---------- 原文节选 ----------
决定从这一期开始写基于yarn模式部署的spark(基于Spark3.0.0)集群,将用户编写的代码(以WordCount为例子)提交到该集群上运行的一系列流程。
- object Spark03_WordCount {
-
- def main(args: Array[String]): Unit = {
- val sparConf: SparkConf = new SparkConf().setMaster("local").setAppName("WordCount")
- val sc = new SparkContext(sparConf)
-
- // 1. 读取文件,获取一行一行的数据
- // hello world
- val lines: RDD[String] = sc.textFile("datas\\wc\\*")
-
- // 2. 将一行数据进行拆分,形成一个一个的单词(分词)
- // 扁平化:将整体拆分成个体的操作
- // "hello world" => hello, world, hello, world
- val words: RDD[String] = lines.flatMap(_.split(" "))
-
- val wordToOne: RDD[(String, Int)] = words.map(
- word => (word, 1)
- )
-
- // wordToOne.reduceByKey((x, y) => {
- // x + y
- // })
- val wordToCount: RDD[(String, Int)] = wordToOne.reduceByKey(_ + _)
-
-
- // 5. 将转换结果采集到控制台打印出来
- val array: Array[(String, Int)] = wordToCount.collect()
- array.foreach(println)
-
- // 关闭连接
- sc.stop()
- }
-
- }
比如我们要在命令行提交指令,一般会输入如下命令:
- bin/spark-submit \
- --class com.wy.bigdata.spark.core.wc.Spark03_WordCount \
- --master spark://hadoop102:7077 \
- ./examples/jars/spark-examples_2.12-3.0.0.jar
那么我们打开bin目录下的spark-submit文件看看究竟:

所以说起始入口为org.apache.spark.deploy.SparkSubmit,那么我们就从它开始分析吧。
- override def main(args: Array[String]): Unit = {
- val submit = new SparkSubmit() {
- self =>
-
- override protected def parseArguments(args: Array[String]): SparkSubmitArguments = {
- new SparkSubmitArguments(args) {
- override protected def logInfo(msg: => String): Unit = self.logInfo(msg)
-
- override protected def logWarning(msg: => String): Unit = self.logWarning(msg)
-
- override protected def logError(msg: => String): Unit = self.logError(msg)
- }
- }
-
- override protected def logInfo(msg: => String): Unit = printMessage(msg)
-
- override protected def logWarning(msg: => String): Unit = printMessage(s"Warning: $msg")
-
- override protected def logError(msg: => String): Unit = printMessage(s"Error: $msg")
-
- override def doSubmit(args: Array[String]): Unit = {
- try {
- super.doSubmit(args)
- } catch {
- case e: SparkUserAppException =>
- exitFn(e.exitCode)
- }
- }
-
- }
-
- submit.doSubmit(args)
----------
## 问题 1
请将条目中从第一行起、到包含"y-tick-label: 40.0% bbox=[12, 122, 44, 133]"的那一行为止的各行（首尾两行都算在内）整理为 JSON 字符串列表，每行对应一个字符串，空行略去。
---------- 任务材料 ----------
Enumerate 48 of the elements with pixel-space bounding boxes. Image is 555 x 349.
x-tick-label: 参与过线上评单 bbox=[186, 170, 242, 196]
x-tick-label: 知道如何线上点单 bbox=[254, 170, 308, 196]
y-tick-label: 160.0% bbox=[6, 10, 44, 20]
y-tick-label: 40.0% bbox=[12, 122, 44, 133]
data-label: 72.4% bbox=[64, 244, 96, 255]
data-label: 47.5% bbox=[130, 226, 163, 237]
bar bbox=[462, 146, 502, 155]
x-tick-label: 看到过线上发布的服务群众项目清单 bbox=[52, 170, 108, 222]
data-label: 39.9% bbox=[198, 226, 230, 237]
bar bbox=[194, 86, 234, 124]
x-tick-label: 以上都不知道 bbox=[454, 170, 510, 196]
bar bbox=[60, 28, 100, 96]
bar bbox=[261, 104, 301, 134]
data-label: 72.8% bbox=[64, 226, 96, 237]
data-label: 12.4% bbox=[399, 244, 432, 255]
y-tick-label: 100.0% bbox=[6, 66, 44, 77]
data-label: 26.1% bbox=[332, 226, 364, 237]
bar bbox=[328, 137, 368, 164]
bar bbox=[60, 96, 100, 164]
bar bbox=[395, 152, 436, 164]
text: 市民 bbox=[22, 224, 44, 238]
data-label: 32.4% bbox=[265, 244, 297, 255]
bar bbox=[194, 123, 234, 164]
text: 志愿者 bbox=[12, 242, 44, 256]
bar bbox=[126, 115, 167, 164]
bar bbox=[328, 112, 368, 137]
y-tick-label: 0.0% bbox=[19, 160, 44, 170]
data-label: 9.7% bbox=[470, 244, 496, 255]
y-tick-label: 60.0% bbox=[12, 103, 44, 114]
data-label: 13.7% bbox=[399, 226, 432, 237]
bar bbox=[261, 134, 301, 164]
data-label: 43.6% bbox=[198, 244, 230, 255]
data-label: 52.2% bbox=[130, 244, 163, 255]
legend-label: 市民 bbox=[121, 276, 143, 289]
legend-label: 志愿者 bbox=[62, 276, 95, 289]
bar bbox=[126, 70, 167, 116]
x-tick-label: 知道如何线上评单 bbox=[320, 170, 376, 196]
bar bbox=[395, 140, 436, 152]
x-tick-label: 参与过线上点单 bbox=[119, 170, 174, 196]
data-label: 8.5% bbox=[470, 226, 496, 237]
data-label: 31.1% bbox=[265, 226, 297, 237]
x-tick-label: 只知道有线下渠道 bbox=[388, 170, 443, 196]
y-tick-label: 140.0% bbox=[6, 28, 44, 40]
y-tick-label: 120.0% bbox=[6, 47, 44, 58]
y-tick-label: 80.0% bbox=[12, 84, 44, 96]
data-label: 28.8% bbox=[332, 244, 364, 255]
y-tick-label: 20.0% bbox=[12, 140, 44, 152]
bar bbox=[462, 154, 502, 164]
----------
## 问题 2
根据原文，判断下列说法是否成立，每项回答“是”或“否”，并原样引用原文中起决定作用的文字：(a) 示例代码通过 setMaster 将运行模式设为 "local"；(b) 命令行提交示例中 --master 参数指向 yarn；(c) 这一系列文章基于 Spark 2.4 版本。

## 预期输出 1
[
  "Enumerate 48 of the elements with pixel-space bounding boxes. Image is 555 x 349.",
  "x-tick-label: 参与过线上评单 bbox=[186, 170, 242, 196]",
  "x-tick-label: 知道如何线上点单 bbox=[254, 170, 308, 196]",
  "y-tick-label: 160.0% bbox=[6, 10, 44, 20]",
  "y-tick-label: 40.0% bbox=[12, 122, 44, 133]"
]

## 预期输出 2
(a) 是。“setMaster("local")”
(b) 否。“--master spark://hadoop102:7077”
(c) 否。“基于Spark3.0.0”